====== Data excerpts

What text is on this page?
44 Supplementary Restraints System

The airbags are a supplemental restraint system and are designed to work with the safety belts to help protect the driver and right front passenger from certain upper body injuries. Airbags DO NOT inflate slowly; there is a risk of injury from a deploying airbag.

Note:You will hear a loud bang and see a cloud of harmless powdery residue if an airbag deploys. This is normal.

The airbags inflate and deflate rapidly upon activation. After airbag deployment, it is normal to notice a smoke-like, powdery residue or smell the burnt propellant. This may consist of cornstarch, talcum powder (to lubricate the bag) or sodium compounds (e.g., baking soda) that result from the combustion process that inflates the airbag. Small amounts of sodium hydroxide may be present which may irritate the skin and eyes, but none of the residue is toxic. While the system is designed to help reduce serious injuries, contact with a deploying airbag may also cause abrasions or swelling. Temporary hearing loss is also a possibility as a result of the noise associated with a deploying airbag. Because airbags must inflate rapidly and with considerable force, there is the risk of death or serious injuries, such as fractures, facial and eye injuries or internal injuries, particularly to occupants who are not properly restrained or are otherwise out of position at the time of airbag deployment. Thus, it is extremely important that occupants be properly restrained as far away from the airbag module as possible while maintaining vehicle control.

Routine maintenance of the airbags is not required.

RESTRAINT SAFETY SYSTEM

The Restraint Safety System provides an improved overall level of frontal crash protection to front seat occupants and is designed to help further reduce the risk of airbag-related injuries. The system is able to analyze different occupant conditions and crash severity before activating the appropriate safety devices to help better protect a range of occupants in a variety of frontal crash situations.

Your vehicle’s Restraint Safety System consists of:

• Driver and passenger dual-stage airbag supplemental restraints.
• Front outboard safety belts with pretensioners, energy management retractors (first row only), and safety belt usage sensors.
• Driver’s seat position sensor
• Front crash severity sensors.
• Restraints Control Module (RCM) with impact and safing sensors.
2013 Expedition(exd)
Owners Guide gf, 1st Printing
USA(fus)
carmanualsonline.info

============

### Given request
In the records above, find the lines containing "protect" and copy them.

### Expected answer
The airbags are a supplemental restraint system and are designed to work with the safety belts to help protect the driver and right front passenger from certain upper body injuries. Airbags DO NOT inflate slowly; there is a risk of injury from a deploying airbag.
The Restraint Safety System provides an improved overall level of frontal crash protection to front seat occupants and is designed to help further reduce the risk of airbag-related injuries. The system is able to analyze different occupant conditions and crash severity before activating the appropriate safety devices to help better protect a range of occupants in a variety of frontal crash situations.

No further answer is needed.